Every entry that follows needs to be repeated exactly.

======== Exercise inputs

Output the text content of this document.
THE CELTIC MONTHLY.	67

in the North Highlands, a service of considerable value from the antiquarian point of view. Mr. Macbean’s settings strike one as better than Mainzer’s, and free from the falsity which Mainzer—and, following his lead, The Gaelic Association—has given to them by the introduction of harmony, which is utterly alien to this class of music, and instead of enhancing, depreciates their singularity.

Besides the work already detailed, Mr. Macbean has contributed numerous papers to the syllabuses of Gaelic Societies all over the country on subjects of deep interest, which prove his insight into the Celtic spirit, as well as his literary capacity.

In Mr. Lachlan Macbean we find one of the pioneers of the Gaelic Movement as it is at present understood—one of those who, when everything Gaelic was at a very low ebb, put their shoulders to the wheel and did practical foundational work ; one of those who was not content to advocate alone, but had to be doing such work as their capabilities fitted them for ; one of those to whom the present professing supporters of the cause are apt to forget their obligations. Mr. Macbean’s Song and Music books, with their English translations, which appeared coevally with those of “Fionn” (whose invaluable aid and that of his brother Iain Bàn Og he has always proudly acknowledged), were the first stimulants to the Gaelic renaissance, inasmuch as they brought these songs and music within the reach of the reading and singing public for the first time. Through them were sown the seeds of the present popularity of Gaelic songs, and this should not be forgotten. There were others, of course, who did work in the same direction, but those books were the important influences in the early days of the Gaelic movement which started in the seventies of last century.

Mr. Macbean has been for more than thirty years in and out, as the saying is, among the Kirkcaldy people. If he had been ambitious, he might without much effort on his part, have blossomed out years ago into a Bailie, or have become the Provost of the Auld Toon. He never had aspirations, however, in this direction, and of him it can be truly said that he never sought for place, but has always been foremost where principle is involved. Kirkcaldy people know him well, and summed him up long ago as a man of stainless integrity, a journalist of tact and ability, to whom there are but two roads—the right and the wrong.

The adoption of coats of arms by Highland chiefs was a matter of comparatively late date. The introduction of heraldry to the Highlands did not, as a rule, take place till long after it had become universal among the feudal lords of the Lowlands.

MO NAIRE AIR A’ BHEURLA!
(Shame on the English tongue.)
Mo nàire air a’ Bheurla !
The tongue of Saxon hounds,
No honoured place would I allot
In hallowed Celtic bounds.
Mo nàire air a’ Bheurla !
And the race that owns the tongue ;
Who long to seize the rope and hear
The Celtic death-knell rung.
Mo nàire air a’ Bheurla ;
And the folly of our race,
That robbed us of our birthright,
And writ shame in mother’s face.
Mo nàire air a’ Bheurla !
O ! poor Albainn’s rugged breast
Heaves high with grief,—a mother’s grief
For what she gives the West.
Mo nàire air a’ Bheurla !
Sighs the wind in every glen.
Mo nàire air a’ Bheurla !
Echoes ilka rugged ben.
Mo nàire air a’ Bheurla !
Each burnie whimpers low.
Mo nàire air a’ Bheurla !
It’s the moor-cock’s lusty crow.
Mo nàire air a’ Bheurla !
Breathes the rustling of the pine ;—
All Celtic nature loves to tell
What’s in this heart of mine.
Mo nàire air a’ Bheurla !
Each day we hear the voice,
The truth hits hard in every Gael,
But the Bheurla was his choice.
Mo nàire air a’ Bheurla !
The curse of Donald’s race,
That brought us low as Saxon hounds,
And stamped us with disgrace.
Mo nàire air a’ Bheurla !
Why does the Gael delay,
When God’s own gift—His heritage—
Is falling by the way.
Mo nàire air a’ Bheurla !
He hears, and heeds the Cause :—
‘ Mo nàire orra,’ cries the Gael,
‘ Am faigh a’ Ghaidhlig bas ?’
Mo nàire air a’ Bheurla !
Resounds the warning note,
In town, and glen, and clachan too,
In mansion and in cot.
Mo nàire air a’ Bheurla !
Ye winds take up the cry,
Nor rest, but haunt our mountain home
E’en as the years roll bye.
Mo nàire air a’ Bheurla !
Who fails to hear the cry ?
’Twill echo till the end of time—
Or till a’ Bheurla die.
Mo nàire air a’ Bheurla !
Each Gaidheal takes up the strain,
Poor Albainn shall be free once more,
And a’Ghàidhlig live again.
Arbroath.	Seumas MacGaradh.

================

Response to this task:
Output the text content of this document.
THE CELTIC MONTHLY.	67

in the North Highlands, a service of considerable value from the antiquarian point of view. Mr. Macbean’s settings strike one as better than Mainzer’s, and free from the falsity which Mainzer—and, following his lead, The Gaelic Association—has given to them by the introduction of harmony, which is utterly alien to this class of music, and instead of enhancing, depreciates their singularity.

Besides the work already detailed, Mr. Macbean has contributed numerous papers to the syllabuses of Gaelic Societies all over the country on subjects of deep interest, which prove his insight into the Celtic spirit, as well as his literary capacity.

In Mr. Lachlan Macbean we find one of the pioneers of the Gaelic Movement as it is at present understood—one of those who, when everything Gaelic was at a very low ebb, put their shoulders to the wheel and did practical foundational work ; one of those who was not content to advocate alone, but had to be doing such work as their capabilities fitted them for ; one of those to whom the present professing supporters of the cause are apt to forget their obligations. Mr. Macbean’s Song and Music books, with their English translations, which appeared coevally with those of “Fionn” (whose invaluable aid and that of his brother Iain Bàn Og he has always proudly acknowledged), were the first stimulants to the Gaelic renaissance, inasmuch as they brought these songs and music within the reach of the reading and singing public for the first time. Through them were sown the seeds of the present popularity of Gaelic songs, and this should not be forgotten. There were others, of course, who did work in the same direction, but those books were the important influences in the early days of the Gaelic movement which started in the seventies of last century.

Mr. Macbean has been for more than thirty years in and out, as the saying is, among the Kirkcaldy people. If he had been ambitious, he might without much effort on his part, have blossomed out years ago into a Bailie, or have become the Provost of the Auld Toon. He never had aspirations, however, in this direction, and of him it can be truly said that he never sought for place, but has always been foremost where principle is involved. Kirkcaldy people know him well, and summed him up long ago as a man of stainless integrity, a journalist of tact and ability, to whom there are but two roads—the right and the wrong.

The adoption of coats of arms by Highland chiefs was a matter of comparatively late date. The introduction of heraldry to the Highlands did not, as a rule, take place till long after it had become universal among the feudal lords of the Lowlands.

MO NAIRE AIR A’ BHEURLA!
(Shame on the English tongue.)
Mo nàire air a’ Bheurla !
The tongue of Saxon hounds,
No honoured place would I allot
In hallowed Celtic bounds.
Mo nàire air a’ Bheurla !
And the race that owns the tongue ;
Who long to seize the rope and hear
The Celtic death-knell rung.
Mo nàire air a’ Bheurla ;
And the folly of our race,
That robbed us of our birthright,
And writ shame in mother’s face.
Mo nàire air a’ Bheurla !
O ! poor Albainn’s rugged breast
Heaves high with grief,—a mother’s grief
For what she gives the West.
Mo nàire air a’ Bheurla !
Sighs the wind in every glen.
Mo nàire air a’ Bheurla !
Echoes ilka rugged ben.
Mo nàire air a’ Bheurla !
Each burnie whimpers low.
Mo nàire air a’ Bheurla !
It’s the moor-cock’s lusty crow.
Mo nàire air a’ Bheurla !
Breathes the rustling of the pine ;—
All Celtic nature loves to tell
What’s in this heart of mine.
Mo nàire air a’ Bheurla !
Each day we hear the voice,
The truth hits hard in every Gael,
But the Bheurla was his choice.
Mo nàire air a’ Bheurla !
The curse of Donald’s race,
That brought us low as Saxon hounds,
And stamped us with disgrace.
Mo nàire air a’ Bheurla !
Why does the Gael delay,
When God’s own gift—His heritage—
Is falling by the way.
Mo nàire air a’ Bheurla !
He hears, and heeds the Cause :—
‘ Mo nàire orra,’ cries the Gael,
‘ Am faigh a’ Ghaidhlig bas ?’
Mo nàire air a’ Bheurla !
Resounds the warning note,
In town, and glen, and clachan too,
In mansion and in cot.
Mo nàire air a’ Bheurla !
Ye winds take up the cry,
Nor rest, but haunt our mountain home
E’en as the years roll bye.
Mo nàire air a’ Bheurla !
Who fails to hear the cry ?
’Twill echo till the end of time—
Or till a’ Bheurla die.
Mo nàire air a’ Bheurla !
Each Gaidheal takes up the strain,
Poor Albainn shall be free once more,
And a’Ghàidhlig live again.
Arbroath.	Seumas MacGaradh.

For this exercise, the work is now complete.